» **Work to do**: Report how many lines contain "state". Give the number and nothing else.

Items listed in a dataset
[start]

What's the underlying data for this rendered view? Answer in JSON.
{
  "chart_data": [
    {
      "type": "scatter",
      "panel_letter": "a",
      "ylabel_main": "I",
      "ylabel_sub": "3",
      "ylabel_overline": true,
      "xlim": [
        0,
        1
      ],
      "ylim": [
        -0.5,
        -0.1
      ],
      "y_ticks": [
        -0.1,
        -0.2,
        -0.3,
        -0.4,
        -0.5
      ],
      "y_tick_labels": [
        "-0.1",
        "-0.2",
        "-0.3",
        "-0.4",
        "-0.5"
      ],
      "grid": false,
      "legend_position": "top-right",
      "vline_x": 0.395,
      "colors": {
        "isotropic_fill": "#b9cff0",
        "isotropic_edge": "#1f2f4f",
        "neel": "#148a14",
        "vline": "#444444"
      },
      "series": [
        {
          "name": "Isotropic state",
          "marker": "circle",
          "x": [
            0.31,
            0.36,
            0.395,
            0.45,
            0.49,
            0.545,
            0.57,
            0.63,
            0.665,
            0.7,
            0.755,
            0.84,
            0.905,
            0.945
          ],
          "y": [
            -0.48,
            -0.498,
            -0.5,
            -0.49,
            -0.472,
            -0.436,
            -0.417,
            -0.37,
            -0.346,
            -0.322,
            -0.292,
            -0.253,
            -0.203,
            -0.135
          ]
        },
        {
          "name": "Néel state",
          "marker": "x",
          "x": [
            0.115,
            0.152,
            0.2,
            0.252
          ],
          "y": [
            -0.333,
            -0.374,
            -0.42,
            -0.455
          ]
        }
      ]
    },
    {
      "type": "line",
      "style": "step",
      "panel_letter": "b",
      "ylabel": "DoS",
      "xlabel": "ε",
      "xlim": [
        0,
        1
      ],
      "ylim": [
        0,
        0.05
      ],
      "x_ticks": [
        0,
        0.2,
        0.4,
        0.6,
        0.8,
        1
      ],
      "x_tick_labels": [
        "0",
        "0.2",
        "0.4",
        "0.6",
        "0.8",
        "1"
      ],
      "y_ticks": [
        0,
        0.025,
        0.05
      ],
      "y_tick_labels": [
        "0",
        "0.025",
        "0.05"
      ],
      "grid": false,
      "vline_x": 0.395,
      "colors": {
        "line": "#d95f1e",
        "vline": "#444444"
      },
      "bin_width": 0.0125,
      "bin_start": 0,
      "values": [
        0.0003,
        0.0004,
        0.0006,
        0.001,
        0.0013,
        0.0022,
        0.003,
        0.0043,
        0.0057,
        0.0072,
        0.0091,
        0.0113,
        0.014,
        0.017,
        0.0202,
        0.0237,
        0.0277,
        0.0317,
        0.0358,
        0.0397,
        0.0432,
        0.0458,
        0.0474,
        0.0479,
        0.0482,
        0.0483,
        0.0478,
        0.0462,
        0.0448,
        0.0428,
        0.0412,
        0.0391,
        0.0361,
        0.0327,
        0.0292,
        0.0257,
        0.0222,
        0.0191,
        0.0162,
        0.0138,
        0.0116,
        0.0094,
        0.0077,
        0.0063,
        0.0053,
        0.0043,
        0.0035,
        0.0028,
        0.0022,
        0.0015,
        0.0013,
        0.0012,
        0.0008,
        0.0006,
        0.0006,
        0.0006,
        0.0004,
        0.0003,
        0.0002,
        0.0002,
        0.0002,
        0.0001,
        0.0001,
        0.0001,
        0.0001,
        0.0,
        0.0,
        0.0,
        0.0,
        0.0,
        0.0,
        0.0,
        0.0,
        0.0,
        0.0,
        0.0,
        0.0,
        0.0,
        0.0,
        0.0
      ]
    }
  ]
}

[end]

» **Finished task**: 2